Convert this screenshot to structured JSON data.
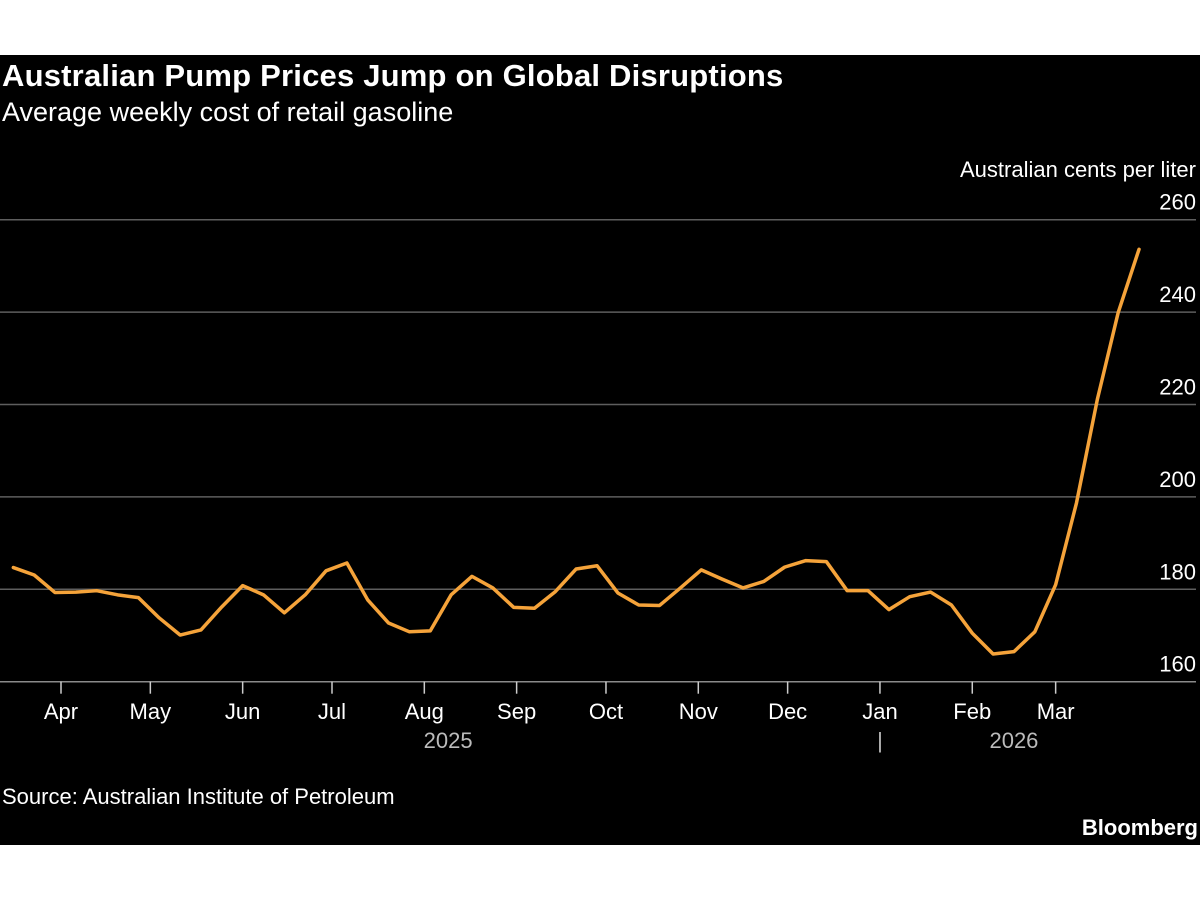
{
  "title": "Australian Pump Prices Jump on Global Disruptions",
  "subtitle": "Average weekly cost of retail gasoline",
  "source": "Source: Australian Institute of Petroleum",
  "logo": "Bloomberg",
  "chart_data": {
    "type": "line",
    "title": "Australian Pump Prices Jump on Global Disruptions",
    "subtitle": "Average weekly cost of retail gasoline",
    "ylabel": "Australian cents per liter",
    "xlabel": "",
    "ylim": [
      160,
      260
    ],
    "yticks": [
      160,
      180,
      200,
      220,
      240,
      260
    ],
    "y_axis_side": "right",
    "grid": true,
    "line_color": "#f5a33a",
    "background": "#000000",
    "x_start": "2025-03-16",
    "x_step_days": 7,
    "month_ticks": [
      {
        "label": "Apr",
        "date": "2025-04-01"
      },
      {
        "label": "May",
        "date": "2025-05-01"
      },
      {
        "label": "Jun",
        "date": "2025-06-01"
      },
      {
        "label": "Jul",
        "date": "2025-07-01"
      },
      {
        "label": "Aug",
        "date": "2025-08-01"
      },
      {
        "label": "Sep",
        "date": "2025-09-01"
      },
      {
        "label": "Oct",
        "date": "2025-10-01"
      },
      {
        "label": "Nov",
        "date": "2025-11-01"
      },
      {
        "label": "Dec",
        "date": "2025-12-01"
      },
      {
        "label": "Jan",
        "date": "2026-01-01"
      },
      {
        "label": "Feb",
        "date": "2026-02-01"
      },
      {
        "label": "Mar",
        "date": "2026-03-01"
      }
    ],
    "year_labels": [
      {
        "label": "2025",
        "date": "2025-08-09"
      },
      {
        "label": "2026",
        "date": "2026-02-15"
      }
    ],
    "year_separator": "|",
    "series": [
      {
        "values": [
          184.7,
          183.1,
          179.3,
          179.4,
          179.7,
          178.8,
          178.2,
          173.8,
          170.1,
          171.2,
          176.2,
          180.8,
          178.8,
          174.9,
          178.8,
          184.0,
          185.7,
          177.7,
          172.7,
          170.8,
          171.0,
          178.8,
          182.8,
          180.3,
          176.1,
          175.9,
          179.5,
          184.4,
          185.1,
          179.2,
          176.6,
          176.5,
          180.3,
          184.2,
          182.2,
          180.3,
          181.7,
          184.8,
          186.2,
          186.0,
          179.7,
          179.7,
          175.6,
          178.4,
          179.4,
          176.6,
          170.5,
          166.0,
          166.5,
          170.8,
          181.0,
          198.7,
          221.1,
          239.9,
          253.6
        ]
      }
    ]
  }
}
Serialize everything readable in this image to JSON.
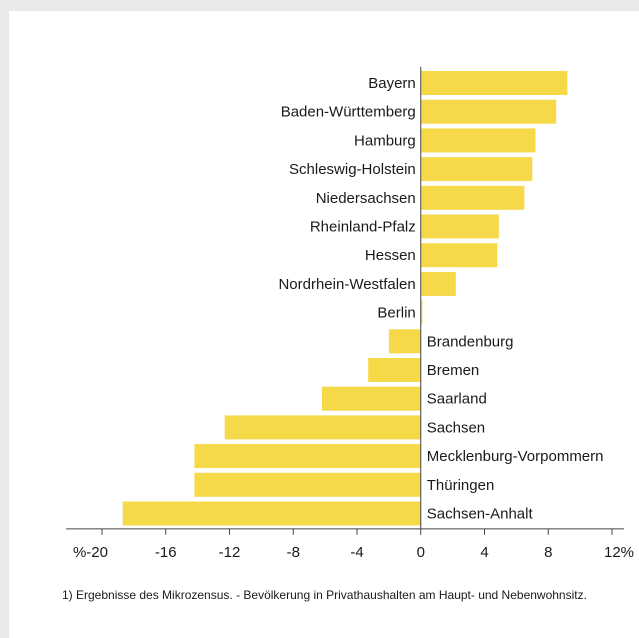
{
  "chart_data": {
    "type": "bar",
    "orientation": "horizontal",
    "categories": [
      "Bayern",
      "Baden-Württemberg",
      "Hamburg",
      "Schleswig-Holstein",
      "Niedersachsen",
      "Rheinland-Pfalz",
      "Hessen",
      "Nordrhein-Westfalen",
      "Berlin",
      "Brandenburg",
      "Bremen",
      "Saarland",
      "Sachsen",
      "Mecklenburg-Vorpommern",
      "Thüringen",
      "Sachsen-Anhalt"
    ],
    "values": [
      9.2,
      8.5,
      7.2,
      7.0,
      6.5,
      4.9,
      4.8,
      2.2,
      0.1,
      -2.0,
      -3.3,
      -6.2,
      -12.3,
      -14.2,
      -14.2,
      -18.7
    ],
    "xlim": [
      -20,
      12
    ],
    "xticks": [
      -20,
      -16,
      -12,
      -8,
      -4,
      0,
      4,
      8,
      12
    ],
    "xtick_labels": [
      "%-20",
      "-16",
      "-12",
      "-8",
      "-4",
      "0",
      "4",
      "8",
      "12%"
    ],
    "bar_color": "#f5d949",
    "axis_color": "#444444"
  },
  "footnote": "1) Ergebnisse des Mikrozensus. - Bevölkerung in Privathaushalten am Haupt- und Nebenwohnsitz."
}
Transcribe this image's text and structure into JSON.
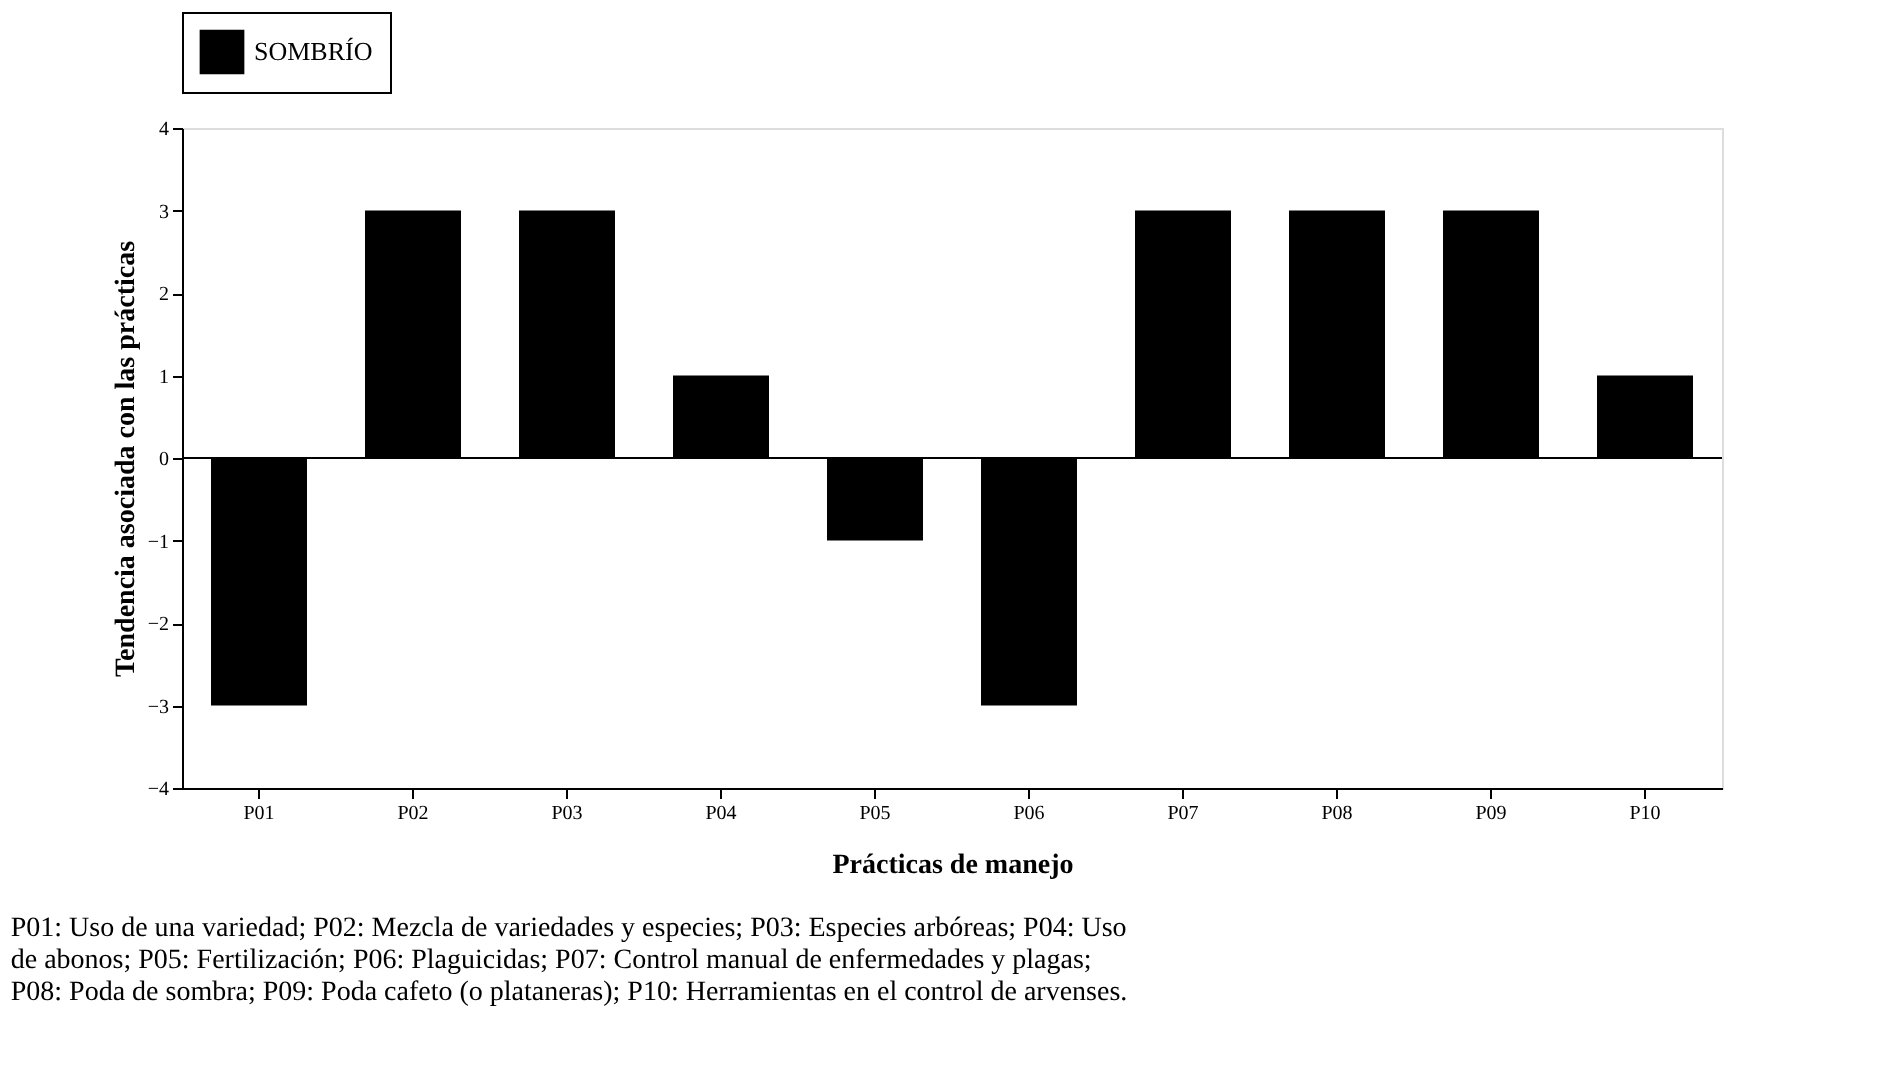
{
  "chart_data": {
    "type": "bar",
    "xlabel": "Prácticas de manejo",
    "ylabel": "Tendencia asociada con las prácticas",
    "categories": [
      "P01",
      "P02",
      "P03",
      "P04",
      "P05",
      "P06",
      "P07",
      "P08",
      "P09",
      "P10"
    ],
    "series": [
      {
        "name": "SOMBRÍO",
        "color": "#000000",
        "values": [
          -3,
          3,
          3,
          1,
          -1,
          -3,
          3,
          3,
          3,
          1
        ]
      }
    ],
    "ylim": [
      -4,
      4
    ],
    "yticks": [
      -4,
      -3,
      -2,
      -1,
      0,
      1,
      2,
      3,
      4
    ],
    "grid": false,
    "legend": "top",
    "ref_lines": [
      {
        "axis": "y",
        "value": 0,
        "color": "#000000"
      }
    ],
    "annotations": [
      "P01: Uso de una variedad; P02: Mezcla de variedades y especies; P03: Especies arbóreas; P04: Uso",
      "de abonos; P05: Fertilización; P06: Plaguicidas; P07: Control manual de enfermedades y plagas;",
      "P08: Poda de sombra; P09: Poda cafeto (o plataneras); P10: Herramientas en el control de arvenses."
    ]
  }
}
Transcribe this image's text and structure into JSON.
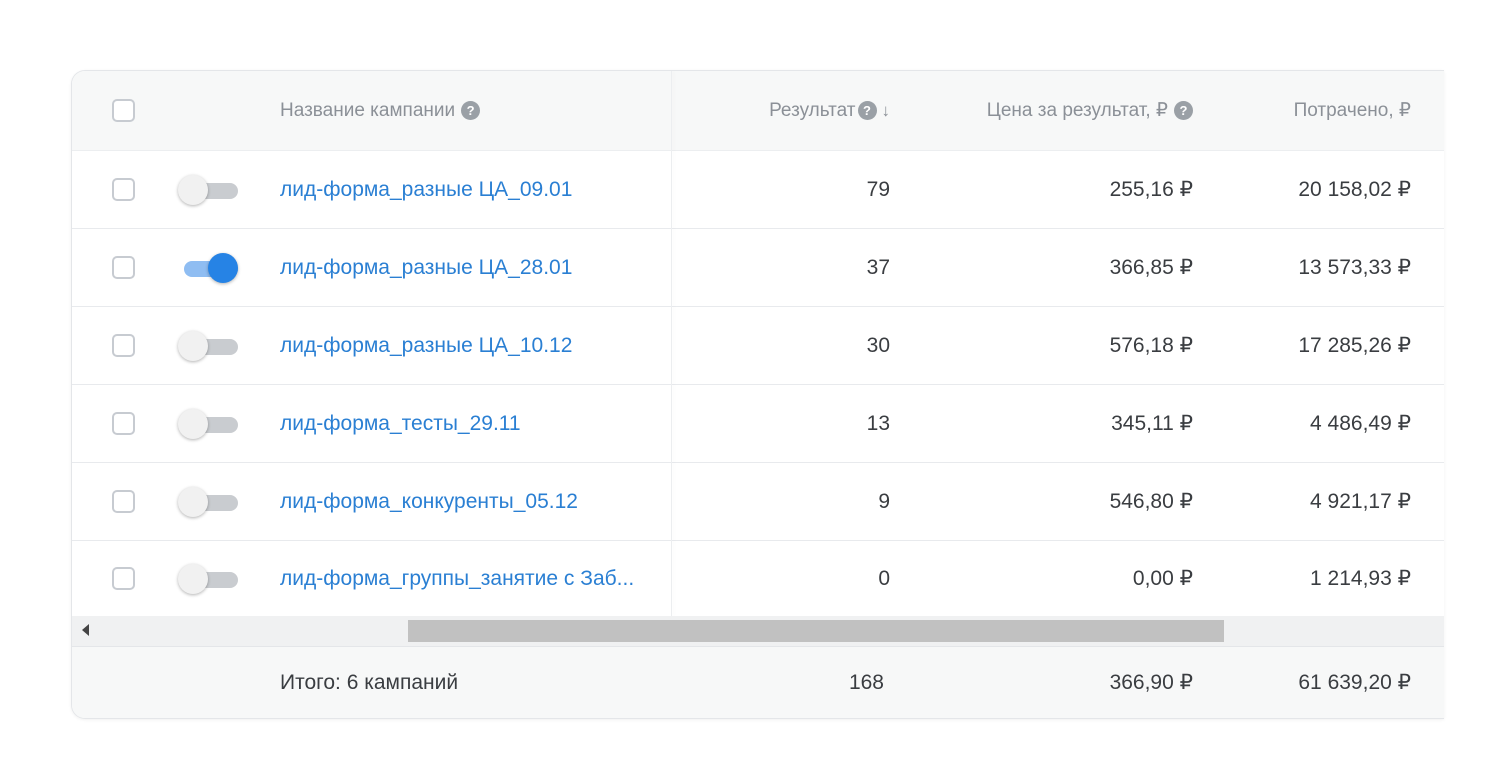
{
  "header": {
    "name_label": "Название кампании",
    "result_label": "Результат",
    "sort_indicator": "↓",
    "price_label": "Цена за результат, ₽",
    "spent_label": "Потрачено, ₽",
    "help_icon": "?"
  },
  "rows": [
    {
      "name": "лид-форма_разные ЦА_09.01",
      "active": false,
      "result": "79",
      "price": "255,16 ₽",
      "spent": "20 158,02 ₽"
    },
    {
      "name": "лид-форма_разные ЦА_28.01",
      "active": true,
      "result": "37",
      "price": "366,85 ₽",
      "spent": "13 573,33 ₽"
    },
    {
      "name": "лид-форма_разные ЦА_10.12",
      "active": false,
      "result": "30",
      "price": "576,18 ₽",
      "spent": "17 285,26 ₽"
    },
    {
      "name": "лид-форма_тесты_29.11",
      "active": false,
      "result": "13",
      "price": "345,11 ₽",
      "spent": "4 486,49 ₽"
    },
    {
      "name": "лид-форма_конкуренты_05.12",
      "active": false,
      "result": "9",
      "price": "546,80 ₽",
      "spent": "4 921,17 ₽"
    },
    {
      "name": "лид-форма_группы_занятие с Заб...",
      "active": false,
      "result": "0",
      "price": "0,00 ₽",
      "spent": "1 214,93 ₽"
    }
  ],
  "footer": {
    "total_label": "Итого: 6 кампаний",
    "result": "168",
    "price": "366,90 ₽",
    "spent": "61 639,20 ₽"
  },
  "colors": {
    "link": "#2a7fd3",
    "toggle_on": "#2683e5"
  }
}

*-*-*

*WHAT YOU SHOULD DO*:
Transcribe the records above exactly, leaving out every picture.

*OUTPUT OF THE TASK*:
Convert this screenshot to structured JSON data.
{
  "title": "Australian Pump Prices Jump on Global Disruptions",
  "subtitle": "Average weekly cost of retail gasoline",
  "source": "Source: Australian Institute of Petroleum",
  "logo": "Bloomberg",
  "chart_data": {
    "type": "line",
    "title": "Australian Pump Prices Jump on Global Disruptions",
    "subtitle": "Average weekly cost of retail gasoline",
    "ylabel": "Australian cents per liter",
    "xlabel": "",
    "ylim": [
      160,
      260
    ],
    "yticks": [
      160,
      180,
      200,
      220,
      240,
      260
    ],
    "y_axis_side": "right",
    "grid": true,
    "line_color": "#f5a33a",
    "background": "#000000",
    "x_start": "2025-03-16",
    "x_step_days": 7,
    "month_ticks": [
      {
        "label": "Apr",
        "date": "2025-04-01"
      },
      {
        "label": "May",
        "date": "2025-05-01"
      },
      {
        "label": "Jun",
        "date": "2025-06-01"
      },
      {
        "label": "Jul",
        "date": "2025-07-01"
      },
      {
        "label": "Aug",
        "date": "2025-08-01"
      },
      {
        "label": "Sep",
        "date": "2025-09-01"
      },
      {
        "label": "Oct",
        "date": "2025-10-01"
      },
      {
        "label": "Nov",
        "date": "2025-11-01"
      },
      {
        "label": "Dec",
        "date": "2025-12-01"
      },
      {
        "label": "Jan",
        "date": "2026-01-01"
      },
      {
        "label": "Feb",
        "date": "2026-02-01"
      },
      {
        "label": "Mar",
        "date": "2026-03-01"
      }
    ],
    "year_labels": [
      {
        "label": "2025",
        "date": "2025-08-09"
      },
      {
        "label": "2026",
        "date": "2026-02-15"
      }
    ],
    "year_separator": "|",
    "series": [
      {
        "values": [
          184.7,
          183.1,
          179.3,
          179.4,
          179.7,
          178.8,
          178.2,
          173.8,
          170.1,
          171.2,
          176.2,
          180.8,
          178.8,
          174.9,
          178.8,
          184.0,
          185.7,
          177.7,
          172.7,
          170.8,
          171.0,
          178.8,
          182.8,
          180.3,
          176.1,
          175.9,
          179.5,
          184.4,
          185.1,
          179.2,
          176.6,
          176.5,
          180.3,
          184.2,
          182.2,
          180.3,
          181.7,
          184.8,
          186.2,
          186.0,
          179.7,
          179.7,
          175.6,
          178.4,
          179.4,
          176.6,
          170.5,
          166.0,
          166.5,
          170.8,
          181.0,
          198.7,
          221.1,
          239.9,
          253.6
        ]
      }
    ]
  }
}
Serialize everything readable in this image to JSON.
{
  "chart_data": {
    "type": "bar",
    "orientation": "horizontal",
    "categories": [
      "Bayern",
      "Baden-Württemberg",
      "Hamburg",
      "Schleswig-Holstein",
      "Niedersachsen",
      "Rheinland-Pfalz",
      "Hessen",
      "Nordrhein-Westfalen",
      "Berlin",
      "Brandenburg",
      "Bremen",
      "Saarland",
      "Sachsen",
      "Mecklenburg-Vorpommern",
      "Thüringen",
      "Sachsen-Anhalt"
    ],
    "values": [
      9.2,
      8.5,
      7.2,
      7.0,
      6.5,
      4.9,
      4.8,
      2.2,
      0.1,
      -2.0,
      -3.3,
      -6.2,
      -12.3,
      -14.2,
      -14.2,
      -18.7
    ],
    "xlim": [
      -20,
      12
    ],
    "xticks": [
      -20,
      -16,
      -12,
      -8,
      -4,
      0,
      4,
      8,
      12
    ],
    "xtick_labels": [
      "%-20",
      "-16",
      "-12",
      "-8",
      "-4",
      "0",
      "4",
      "8",
      "12%"
    ],
    "bar_color": "#f5d949",
    "axis_color": "#444444"
  },
  "footnote": "1) Ergebnisse des Mikrozensus. - Bevölkerung in Privathaushalten am Haupt- und Nebenwohnsitz."
}
Transcribe this image's text and structure into JSON.
{
  "chart_data": {
    "type": "bar",
    "xlabel": "Prácticas de manejo",
    "ylabel": "Tendencia asociada con las prácticas",
    "categories": [
      "P01",
      "P02",
      "P03",
      "P04",
      "P05",
      "P06",
      "P07",
      "P08",
      "P09",
      "P10"
    ],
    "series": [
      {
        "name": "SOMBRÍO",
        "color": "#000000",
        "values": [
          -3,
          3,
          3,
          1,
          -1,
          -3,
          3,
          3,
          3,
          1
        ]
      }
    ],
    "ylim": [
      -4,
      4
    ],
    "yticks": [
      -4,
      -3,
      -2,
      -1,
      0,
      1,
      2,
      3,
      4
    ],
    "grid": false,
    "legend": "top",
    "ref_lines": [
      {
        "axis": "y",
        "value": 0,
        "color": "#000000"
      }
    ],
    "annotations": [
      "P01: Uso de una variedad; P02: Mezcla de variedades y especies; P03: Especies arbóreas; P04: Uso",
      "de abonos; P05: Fertilización; P06: Plaguicidas; P07: Control manual de enfermedades y plagas;",
      "P08: Poda de sombra; P09: Poda cafeto (o plataneras); P10: Herramientas en el control de arvenses."
    ]
  }
}
Transcribe this image's text and structure into JSON.
{
  "header": {
    "name_label": "Название кампании",
    "result_label": "Результат",
    "sort_indicator": "↓",
    "price_label": "Цена за результат, ₽",
    "spent_label": "Потрачено, ₽",
    "help_icon": "?"
  },
  "rows": [
    {
      "name": "лид-форма_разные ЦА_09.01",
      "active": false,
      "result": "79",
      "price": "255,16 ₽",
      "spent": "20 158,02 ₽"
    },
    {
      "name": "лид-форма_разные ЦА_28.01",
      "active": true,
      "result": "37",
      "price": "366,85 ₽",
      "spent": "13 573,33 ₽"
    },
    {
      "name": "лид-форма_разные ЦА_10.12",
      "active": false,
      "result": "30",
      "price": "576,18 ₽",
      "spent": "17 285,26 ₽"
    },
    {
      "name": "лид-форма_тесты_29.11",
      "active": false,
      "result": "13",
      "price": "345,11 ₽",
      "spent": "4 486,49 ₽"
    },
    {
      "name": "лид-форма_конкуренты_05.12",
      "active": false,
      "result": "9",
      "price": "546,80 ₽",
      "spent": "4 921,17 ₽"
    },
    {
      "name": "лид-форма_группы_занятие с Заб...",
      "active": false,
      "result": "0",
      "price": "0,00 ₽",
      "spent": "1 214,93 ₽"
    }
  ],
  "footer": {
    "total_label": "Итого: 6 кампаний",
    "result": "168",
    "price": "366,90 ₽",
    "spent": "61 639,20 ₽"
  },
  "colors": {
    "link": "#2a7fd3",
    "toggle_on": "#2683e5"
  }
}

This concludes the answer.